> _Raw records_:
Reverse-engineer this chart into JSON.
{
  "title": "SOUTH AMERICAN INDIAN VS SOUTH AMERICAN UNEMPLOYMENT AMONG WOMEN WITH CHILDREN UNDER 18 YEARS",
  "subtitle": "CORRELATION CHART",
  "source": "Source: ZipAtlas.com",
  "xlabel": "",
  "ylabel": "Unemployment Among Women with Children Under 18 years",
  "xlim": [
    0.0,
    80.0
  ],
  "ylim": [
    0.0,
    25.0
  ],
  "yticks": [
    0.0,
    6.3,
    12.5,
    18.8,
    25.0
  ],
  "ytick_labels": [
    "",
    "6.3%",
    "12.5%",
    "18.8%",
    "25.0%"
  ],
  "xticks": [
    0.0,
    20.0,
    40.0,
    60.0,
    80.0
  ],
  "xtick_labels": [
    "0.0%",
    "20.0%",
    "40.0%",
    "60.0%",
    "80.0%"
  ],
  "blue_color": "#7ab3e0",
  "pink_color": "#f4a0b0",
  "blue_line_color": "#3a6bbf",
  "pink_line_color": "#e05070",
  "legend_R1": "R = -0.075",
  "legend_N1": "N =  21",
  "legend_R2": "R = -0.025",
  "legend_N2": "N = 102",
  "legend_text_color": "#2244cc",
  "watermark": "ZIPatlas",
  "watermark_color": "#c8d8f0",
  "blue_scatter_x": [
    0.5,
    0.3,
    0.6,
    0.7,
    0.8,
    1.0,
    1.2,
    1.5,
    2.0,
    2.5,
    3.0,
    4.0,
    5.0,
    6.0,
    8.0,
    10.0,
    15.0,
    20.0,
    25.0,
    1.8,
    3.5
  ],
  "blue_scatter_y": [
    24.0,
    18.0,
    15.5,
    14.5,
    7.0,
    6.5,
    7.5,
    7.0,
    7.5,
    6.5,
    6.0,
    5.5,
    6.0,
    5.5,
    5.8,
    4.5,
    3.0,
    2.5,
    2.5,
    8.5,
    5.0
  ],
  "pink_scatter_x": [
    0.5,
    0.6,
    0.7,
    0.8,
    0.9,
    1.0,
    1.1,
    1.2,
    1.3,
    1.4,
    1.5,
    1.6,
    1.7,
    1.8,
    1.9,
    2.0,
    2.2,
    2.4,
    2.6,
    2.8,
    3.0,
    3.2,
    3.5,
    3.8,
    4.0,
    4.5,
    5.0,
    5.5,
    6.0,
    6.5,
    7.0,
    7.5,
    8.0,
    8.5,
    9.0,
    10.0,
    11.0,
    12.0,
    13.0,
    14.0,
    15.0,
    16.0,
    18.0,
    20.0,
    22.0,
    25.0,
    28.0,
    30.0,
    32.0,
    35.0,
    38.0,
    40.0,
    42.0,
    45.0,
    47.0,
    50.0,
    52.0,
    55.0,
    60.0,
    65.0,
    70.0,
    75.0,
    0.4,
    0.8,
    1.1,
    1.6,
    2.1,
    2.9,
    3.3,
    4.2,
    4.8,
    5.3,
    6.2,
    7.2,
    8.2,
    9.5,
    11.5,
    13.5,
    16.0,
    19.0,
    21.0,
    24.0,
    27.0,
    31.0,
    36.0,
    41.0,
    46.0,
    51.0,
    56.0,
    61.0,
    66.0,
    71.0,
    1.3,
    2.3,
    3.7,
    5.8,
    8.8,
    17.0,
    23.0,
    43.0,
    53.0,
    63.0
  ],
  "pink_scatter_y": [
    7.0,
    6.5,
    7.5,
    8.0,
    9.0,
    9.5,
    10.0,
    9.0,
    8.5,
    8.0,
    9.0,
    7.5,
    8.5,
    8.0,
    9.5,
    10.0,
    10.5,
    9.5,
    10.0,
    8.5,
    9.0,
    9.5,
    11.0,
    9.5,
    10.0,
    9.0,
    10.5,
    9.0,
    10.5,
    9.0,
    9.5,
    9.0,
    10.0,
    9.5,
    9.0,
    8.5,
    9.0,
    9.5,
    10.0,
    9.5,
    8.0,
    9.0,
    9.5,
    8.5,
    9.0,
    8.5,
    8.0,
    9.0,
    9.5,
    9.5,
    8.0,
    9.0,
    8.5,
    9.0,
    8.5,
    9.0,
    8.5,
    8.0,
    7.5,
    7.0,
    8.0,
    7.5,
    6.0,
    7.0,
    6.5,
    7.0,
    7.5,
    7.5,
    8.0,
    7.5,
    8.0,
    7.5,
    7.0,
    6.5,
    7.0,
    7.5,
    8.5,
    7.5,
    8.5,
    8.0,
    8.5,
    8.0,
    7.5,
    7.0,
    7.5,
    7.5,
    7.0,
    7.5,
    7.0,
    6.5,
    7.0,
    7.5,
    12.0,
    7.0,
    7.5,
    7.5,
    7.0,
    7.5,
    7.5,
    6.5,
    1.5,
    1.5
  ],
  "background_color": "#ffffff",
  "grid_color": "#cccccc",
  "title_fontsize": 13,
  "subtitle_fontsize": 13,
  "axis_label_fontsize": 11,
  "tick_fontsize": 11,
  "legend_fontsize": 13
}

==

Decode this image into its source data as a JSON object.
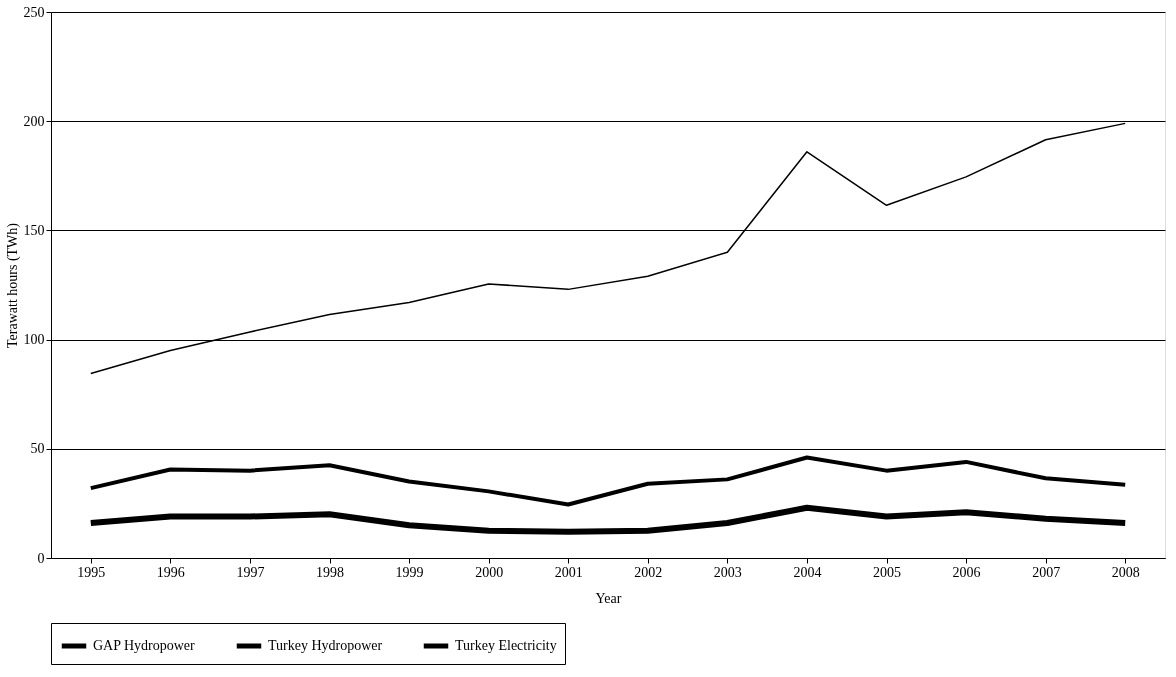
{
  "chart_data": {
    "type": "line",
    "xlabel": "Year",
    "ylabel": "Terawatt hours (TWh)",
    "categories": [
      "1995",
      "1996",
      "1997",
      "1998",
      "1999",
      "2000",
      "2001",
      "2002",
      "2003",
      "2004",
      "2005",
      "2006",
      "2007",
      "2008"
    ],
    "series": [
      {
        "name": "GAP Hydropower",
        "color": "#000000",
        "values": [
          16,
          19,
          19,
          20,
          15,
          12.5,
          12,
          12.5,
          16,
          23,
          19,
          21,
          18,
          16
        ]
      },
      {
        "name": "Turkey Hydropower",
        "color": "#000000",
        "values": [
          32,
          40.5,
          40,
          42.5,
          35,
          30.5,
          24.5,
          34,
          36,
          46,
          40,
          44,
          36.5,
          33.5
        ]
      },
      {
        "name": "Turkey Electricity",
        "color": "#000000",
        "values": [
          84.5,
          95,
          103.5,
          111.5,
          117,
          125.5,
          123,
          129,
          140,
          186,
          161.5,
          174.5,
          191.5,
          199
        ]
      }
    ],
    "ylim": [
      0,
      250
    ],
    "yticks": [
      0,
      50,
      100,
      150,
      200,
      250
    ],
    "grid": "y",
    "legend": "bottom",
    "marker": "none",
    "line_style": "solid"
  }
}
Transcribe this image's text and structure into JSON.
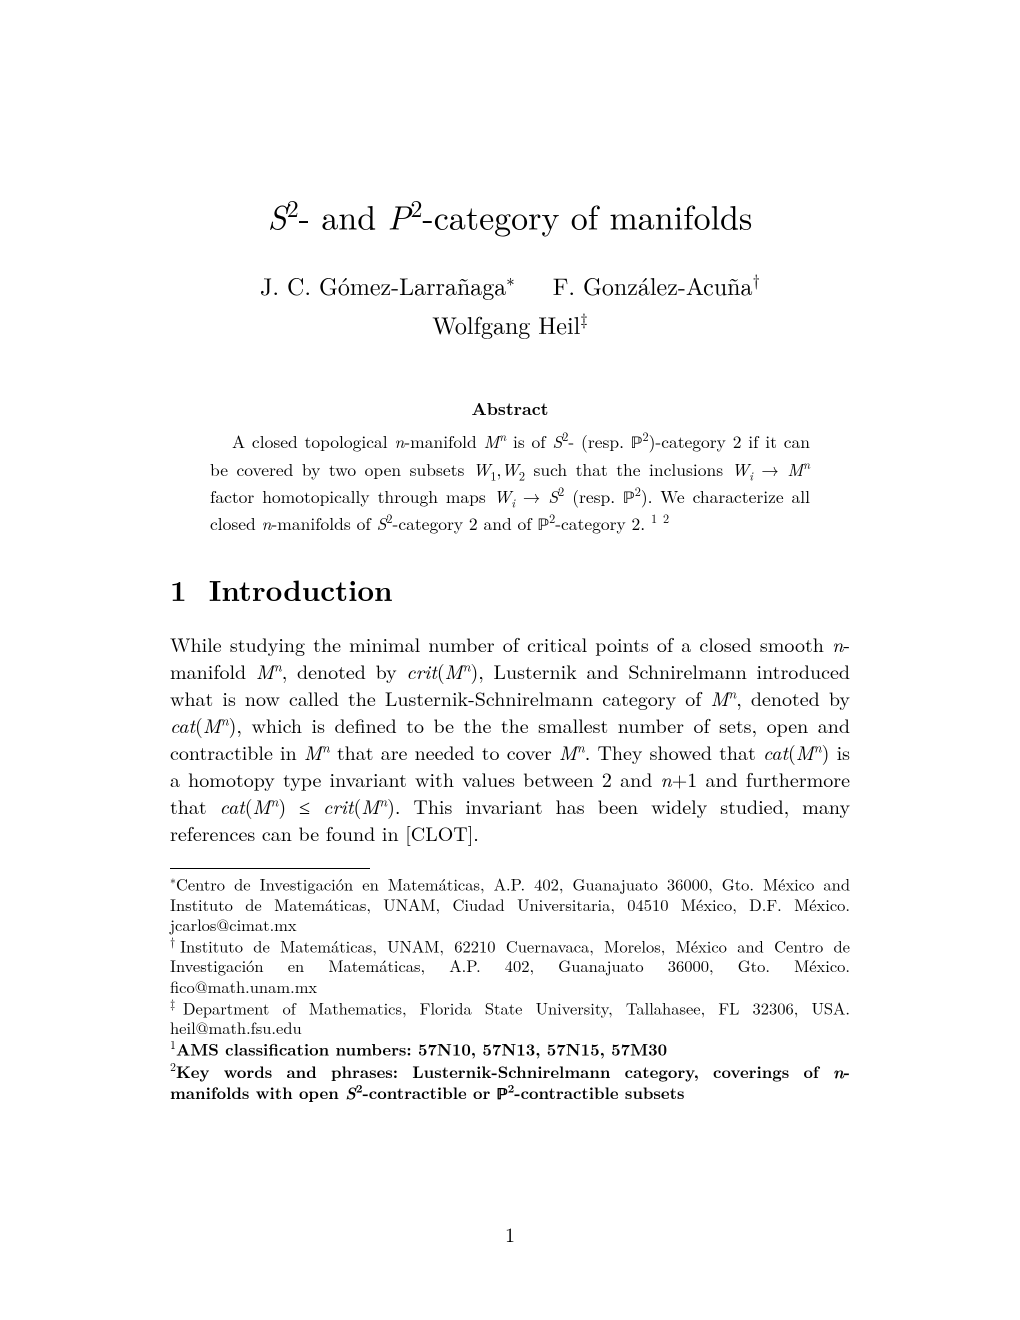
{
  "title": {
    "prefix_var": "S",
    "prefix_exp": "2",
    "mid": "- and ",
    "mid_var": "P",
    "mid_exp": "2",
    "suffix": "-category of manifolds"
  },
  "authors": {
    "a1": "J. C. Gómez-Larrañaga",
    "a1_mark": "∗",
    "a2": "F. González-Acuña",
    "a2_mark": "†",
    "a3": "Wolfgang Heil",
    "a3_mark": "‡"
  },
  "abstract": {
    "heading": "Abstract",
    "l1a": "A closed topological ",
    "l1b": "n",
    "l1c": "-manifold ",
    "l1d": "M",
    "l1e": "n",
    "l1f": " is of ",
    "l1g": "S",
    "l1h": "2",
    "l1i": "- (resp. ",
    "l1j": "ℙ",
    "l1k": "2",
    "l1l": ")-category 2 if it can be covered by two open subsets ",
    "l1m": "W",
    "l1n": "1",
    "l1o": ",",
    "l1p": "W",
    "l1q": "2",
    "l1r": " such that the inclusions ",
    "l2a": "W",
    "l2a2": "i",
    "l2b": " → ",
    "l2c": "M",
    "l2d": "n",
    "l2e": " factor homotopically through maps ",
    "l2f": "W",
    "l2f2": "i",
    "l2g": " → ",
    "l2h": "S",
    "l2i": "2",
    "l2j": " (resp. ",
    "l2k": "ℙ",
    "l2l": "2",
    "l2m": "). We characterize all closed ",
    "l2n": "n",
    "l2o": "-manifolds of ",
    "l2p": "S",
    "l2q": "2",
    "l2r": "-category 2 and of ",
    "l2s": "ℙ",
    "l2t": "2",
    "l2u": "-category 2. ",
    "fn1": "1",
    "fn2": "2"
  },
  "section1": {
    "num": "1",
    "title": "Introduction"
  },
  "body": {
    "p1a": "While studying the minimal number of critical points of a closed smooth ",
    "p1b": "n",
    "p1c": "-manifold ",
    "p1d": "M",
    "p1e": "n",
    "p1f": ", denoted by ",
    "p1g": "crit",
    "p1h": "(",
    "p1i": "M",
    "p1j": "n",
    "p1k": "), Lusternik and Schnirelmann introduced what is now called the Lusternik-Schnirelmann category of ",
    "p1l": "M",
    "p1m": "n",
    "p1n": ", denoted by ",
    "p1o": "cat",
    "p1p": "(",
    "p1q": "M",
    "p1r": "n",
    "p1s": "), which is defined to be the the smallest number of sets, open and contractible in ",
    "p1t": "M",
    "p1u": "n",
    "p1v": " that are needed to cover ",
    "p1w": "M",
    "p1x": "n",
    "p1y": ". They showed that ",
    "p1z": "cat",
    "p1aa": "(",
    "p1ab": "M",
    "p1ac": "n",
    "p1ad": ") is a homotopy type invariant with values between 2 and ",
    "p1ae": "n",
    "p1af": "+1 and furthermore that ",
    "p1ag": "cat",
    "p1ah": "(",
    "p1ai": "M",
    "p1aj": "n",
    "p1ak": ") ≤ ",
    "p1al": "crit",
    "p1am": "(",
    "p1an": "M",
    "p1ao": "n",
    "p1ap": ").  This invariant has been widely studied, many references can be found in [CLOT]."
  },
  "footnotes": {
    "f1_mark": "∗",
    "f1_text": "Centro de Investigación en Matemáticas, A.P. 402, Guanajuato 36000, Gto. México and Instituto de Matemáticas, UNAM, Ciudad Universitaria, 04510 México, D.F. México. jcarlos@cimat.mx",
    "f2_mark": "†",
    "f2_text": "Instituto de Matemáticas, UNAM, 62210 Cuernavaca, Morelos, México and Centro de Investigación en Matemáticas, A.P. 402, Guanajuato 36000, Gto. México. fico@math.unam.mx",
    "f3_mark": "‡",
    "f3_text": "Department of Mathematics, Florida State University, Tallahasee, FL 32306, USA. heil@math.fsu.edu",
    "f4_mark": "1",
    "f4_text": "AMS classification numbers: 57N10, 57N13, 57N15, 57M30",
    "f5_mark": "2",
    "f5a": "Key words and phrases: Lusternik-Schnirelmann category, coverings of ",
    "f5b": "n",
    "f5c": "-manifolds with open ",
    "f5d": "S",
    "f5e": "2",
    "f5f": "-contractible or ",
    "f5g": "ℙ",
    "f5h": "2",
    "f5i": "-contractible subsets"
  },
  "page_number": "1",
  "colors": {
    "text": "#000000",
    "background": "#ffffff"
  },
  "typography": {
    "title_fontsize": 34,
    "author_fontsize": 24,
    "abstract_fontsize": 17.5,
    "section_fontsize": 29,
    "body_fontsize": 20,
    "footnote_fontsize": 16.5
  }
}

* * *

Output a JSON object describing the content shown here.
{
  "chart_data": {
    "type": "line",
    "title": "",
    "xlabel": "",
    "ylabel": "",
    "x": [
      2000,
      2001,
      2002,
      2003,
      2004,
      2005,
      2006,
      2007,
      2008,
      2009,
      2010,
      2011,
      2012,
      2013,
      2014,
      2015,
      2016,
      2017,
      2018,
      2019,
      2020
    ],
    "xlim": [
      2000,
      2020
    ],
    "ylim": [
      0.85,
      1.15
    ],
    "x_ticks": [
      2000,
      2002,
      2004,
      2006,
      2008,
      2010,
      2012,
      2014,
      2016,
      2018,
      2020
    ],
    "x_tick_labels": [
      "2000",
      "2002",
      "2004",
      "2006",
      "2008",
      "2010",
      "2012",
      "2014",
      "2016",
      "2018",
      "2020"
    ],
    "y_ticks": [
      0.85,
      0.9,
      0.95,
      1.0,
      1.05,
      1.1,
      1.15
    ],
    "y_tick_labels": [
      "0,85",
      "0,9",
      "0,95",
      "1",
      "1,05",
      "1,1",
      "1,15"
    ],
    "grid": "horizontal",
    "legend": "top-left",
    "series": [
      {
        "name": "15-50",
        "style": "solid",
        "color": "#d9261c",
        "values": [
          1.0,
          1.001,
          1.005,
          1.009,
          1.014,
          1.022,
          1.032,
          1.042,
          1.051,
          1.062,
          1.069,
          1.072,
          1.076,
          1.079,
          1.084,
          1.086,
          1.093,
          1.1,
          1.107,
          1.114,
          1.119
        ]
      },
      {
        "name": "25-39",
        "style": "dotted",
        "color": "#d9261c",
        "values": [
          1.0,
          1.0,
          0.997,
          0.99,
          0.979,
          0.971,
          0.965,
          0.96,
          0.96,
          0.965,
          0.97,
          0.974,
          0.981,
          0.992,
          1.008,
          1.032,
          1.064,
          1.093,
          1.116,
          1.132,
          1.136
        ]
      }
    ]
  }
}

> _Objective_: Copy each line from the records above that includes the string "Centro".

> _Output of the exercise_:
    "f1_text": "Centro de Investigación en Matemáticas, A.P. 402, Guanajuato 36000, Gto. México and Instituto de Matemáticas, UNAM, Ciudad Universitaria, 04510 México, D.F. México. jcarlos@cimat.mx",
    "f2_text": "Instituto de Matemáticas, UNAM, 62210 Cuernavaca, Morelos, México and Centro de Investigación en Matemáticas, A.P. 402, Guanajuato 36000, Gto. México. fico@math.unam.mx",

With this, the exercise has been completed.